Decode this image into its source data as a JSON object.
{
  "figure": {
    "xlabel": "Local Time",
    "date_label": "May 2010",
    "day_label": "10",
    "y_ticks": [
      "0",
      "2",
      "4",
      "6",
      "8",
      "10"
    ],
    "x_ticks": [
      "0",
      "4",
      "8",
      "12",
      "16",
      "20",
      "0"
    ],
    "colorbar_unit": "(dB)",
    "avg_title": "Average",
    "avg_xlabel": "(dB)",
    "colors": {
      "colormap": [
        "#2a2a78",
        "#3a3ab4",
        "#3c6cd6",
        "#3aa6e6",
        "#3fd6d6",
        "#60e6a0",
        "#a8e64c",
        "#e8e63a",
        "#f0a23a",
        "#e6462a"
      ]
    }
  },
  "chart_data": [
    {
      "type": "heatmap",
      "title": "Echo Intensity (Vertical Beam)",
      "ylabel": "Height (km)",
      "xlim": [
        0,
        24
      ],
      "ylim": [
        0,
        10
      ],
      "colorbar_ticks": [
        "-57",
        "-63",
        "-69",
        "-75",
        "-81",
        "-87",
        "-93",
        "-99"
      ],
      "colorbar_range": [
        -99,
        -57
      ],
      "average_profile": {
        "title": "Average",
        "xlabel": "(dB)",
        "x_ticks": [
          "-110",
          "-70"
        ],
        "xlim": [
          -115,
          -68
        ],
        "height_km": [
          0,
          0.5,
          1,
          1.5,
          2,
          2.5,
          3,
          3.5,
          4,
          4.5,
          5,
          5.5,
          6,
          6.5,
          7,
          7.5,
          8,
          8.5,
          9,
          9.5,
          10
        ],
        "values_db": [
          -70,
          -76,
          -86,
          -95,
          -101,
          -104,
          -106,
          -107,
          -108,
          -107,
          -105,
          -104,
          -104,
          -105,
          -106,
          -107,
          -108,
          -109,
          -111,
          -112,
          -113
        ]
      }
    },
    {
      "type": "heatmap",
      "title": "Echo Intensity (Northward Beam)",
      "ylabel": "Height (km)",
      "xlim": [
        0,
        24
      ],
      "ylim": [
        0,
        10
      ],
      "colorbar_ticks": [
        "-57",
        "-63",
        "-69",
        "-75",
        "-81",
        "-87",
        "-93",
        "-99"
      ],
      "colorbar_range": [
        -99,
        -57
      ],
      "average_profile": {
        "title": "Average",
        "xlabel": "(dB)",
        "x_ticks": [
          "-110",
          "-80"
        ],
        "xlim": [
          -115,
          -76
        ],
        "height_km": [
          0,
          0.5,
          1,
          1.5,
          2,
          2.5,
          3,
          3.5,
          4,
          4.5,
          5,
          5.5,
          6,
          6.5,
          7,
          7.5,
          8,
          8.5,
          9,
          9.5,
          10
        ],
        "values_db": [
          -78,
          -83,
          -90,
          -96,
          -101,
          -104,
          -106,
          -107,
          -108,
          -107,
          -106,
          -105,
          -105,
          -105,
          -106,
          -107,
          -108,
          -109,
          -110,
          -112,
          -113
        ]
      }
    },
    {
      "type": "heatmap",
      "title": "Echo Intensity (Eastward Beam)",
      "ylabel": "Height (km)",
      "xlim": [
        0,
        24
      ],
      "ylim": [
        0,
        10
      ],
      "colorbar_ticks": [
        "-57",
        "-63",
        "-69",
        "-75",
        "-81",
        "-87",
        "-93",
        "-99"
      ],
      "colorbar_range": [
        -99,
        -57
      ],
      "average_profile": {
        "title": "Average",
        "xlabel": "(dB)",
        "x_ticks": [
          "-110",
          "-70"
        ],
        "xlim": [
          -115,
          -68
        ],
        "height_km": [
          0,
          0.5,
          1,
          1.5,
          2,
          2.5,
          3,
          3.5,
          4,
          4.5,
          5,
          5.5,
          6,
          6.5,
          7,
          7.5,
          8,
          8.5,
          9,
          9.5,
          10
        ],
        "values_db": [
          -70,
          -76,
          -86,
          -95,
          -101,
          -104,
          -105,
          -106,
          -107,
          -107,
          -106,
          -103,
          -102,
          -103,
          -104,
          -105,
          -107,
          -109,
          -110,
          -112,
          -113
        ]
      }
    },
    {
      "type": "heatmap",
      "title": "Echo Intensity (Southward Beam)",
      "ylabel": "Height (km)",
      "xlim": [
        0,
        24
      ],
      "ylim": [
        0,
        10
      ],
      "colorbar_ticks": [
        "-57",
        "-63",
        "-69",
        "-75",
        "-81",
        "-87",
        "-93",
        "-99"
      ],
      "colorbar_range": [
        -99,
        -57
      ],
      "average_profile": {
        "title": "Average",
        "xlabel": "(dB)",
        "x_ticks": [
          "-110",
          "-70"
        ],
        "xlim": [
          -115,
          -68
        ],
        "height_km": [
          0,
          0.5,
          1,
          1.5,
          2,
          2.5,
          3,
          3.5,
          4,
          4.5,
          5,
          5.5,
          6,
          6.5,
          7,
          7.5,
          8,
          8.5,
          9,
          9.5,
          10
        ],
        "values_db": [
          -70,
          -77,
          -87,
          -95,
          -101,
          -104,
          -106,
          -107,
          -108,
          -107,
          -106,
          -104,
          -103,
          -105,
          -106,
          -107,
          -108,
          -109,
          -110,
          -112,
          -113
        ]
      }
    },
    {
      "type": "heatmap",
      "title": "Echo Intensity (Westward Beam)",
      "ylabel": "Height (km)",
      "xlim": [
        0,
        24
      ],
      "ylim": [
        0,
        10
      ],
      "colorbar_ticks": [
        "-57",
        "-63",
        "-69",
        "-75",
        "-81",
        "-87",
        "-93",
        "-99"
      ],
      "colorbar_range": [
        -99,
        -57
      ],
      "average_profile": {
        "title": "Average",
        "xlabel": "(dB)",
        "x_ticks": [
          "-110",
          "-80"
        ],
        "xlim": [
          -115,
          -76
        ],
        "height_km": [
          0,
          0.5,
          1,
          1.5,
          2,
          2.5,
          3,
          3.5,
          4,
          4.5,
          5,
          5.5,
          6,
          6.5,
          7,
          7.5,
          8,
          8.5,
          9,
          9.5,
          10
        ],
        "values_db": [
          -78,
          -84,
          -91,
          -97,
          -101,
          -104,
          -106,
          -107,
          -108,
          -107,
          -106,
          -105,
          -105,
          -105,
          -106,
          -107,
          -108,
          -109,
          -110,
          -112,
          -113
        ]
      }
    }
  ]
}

● Task description
Make an exact copy of every line in the data.

● Response to the task
Decode this image into its source data as a JSON object.
{
  "figure": {
    "xlabel": "Local Time",
    "date_label": "May 2010",
    "day_label": "10",
    "y_ticks": [
      "0",
      "2",
      "4",
      "6",
      "8",
      "10"
    ],
    "x_ticks": [
      "0",
      "4",
      "8",
      "12",
      "16",
      "20",
      "0"
    ],
    "colorbar_unit": "(dB)",
    "avg_title": "Average",
    "avg_xlabel": "(dB)",
    "colors": {
      "colormap": [
        "#2a2a78",
        "#3a3ab4",
        "#3c6cd6",
        "#3aa6e6",
        "#3fd6d6",
        "#60e6a0",
        "#a8e64c",
        "#e8e63a",
        "#f0a23a",
        "#e6462a"
      ]
    }
  },
  "chart_data": [
    {
      "type": "heatmap",
      "title": "Echo Intensity (Vertical Beam)",
      "ylabel": "Height (km)",
      "xlim": [
        0,
        24
      ],
      "ylim": [
        0,
        10
      ],
      "colorbar_ticks": [
        "-57",
        "-63",
        "-69",
        "-75",
        "-81",
        "-87",
        "-93",
        "-99"
      ],
      "colorbar_range": [
        -99,
        -57
      ],
      "average_profile": {
        "title": "Average",
        "xlabel": "(dB)",
        "x_ticks": [
          "-110",
          "-70"
        ],
        "xlim": [
          -115,
          -68
        ],
        "height_km": [
          0,
          0.5,
          1,
          1.5,
          2,
          2.5,
          3,
          3.5,
          4,
          4.5,
          5,
          5.5,
          6,
          6.5,
          7,
          7.5,
          8,
          8.5,
          9,
          9.5,
          10
        ],
        "values_db": [
          -70,
          -76,
          -86,
          -95,
          -101,
          -104,
          -106,
          -107,
          -108,
          -107,
          -105,
          -104,
          -104,
          -105,
          -106,
          -107,
          -108,
          -109,
          -111,
          -112,
          -113
        ]
      }
    },
    {
      "type": "heatmap",
      "title": "Echo Intensity (Northward Beam)",
      "ylabel": "Height (km)",
      "xlim": [
        0,
        24
      ],
      "ylim": [
        0,
        10
      ],
      "colorbar_ticks": [
        "-57",
        "-63",
        "-69",
        "-75",
        "-81",
        "-87",
        "-93",
        "-99"
      ],
      "colorbar_range": [
        -99,
        -57
      ],
      "average_profile": {
        "title": "Average",
        "xlabel": "(dB)",
        "x_ticks": [
          "-110",
          "-80"
        ],
        "xlim": [
          -115,
          -76
        ],
        "height_km": [
          0,
          0.5,
          1,
          1.5,
          2,
          2.5,
          3,
          3.5,
          4,
          4.5,
          5,
          5.5,
          6,
          6.5,
          7,
          7.5,
          8,
          8.5,
          9,
          9.5,
          10
        ],
        "values_db": [
          -78,
          -83,
          -90,
          -96,
          -101,
          -104,
          -106,
          -107,
          -108,
          -107,
          -106,
          -105,
          -105,
          -105,
          -106,
          -107,
          -108,
          -109,
          -110,
          -112,
          -113
        ]
      }
    },
    {
      "type": "heatmap",
      "title": "Echo Intensity (Eastward Beam)",
      "ylabel": "Height (km)",
      "xlim": [
        0,
        24
      ],
      "ylim": [
        0,
        10
      ],
      "colorbar_ticks": [
        "-57",
        "-63",
        "-69",
        "-75",
        "-81",
        "-87",
        "-93",
        "-99"
      ],
      "colorbar_range": [
        -99,
        -57
      ],
      "average_profile": {
        "title": "Average",
        "xlabel": "(dB)",
        "x_ticks": [
          "-110",
          "-70"
        ],
        "xlim": [
          -115,
          -68
        ],
        "height_km": [
          0,
          0.5,
          1,
          1.5,
          2,
          2.5,
          3,
          3.5,
          4,
          4.5,
          5,
          5.5,
          6,
          6.5,
          7,
          7.5,
          8,
          8.5,
          9,
          9.5,
          10
        ],
        "values_db": [
          -70,
          -76,
          -86,
          -95,
          -101,
          -104,
          -105,
          -106,
          -107,
          -107,
          -106,
          -103,
          -102,
          -103,
          -104,
          -105,
          -107,
          -109,
          -110,
          -112,
          -113
        ]
      }
    },
    {
      "type": "heatmap",
      "title": "Echo Intensity (Southward Beam)",
      "ylabel": "Height (km)",
      "xlim": [
        0,
        24
      ],
      "ylim": [
        0,
        10
      ],
      "colorbar_ticks": [
        "-57",
        "-63",
        "-69",
        "-75",
        "-81",
        "-87",
        "-93",
        "-99"
      ],
      "colorbar_range": [
        -99,
        -57
      ],
      "average_profile": {
        "title": "Average",
        "xlabel": "(dB)",
        "x_ticks": [
          "-110",
          "-70"
        ],
        "xlim": [
          -115,
          -68
        ],
        "height_km": [
          0,
          0.5,
          1,
          1.5,
          2,
          2.5,
          3,
          3.5,
          4,
          4.5,
          5,
          5.5,
          6,
          6.5,
          7,
          7.5,
          8,
          8.5,
          9,
          9.5,
          10
        ],
        "values_db": [
          -70,
          -77,
          -87,
          -95,
          -101,
          -104,
          -106,
          -107,
          -108,
          -107,
          -106,
          -104,
          -103,
          -105,
          -106,
          -107,
          -108,
          -109,
          -110,
          -112,
          -113
        ]
      }
    },
    {
      "type": "heatmap",
      "title": "Echo Intensity (Westward Beam)",
      "ylabel": "Height (km)",
      "xlim": [
        0,
        24
      ],
      "ylim": [
        0,
        10
      ],
      "colorbar_ticks": [
        "-57",
        "-63",
        "-69",
        "-75",
        "-81",
        "-87",
        "-93",
        "-99"
      ],
      "colorbar_range": [
        -99,
        -57
      ],
      "average_profile": {
        "title": "Average",
        "xlabel": "(dB)",
        "x_ticks": [
          "-110",
          "-80"
        ],
        "xlim": [
          -115,
          -76
        ],
        "height_km": [
          0,
          0.5,
          1,
          1.5,
          2,
          2.5,
          3,
          3.5,
          4,
          4.5,
          5,
          5.5,
          6,
          6.5,
          7,
          7.5,
          8,
          8.5,
          9,
          9.5,
          10
        ],
        "values_db": [
          -78,
          -84,
          -91,
          -97,
          -101,
          -104,
          -106,
          -107,
          -108,
          -107,
          -106,
          -105,
          -105,
          -105,
          -106,
          -107,
          -108,
          -109,
          -110,
          -112,
          -113
        ]
      }
    }
  ]
}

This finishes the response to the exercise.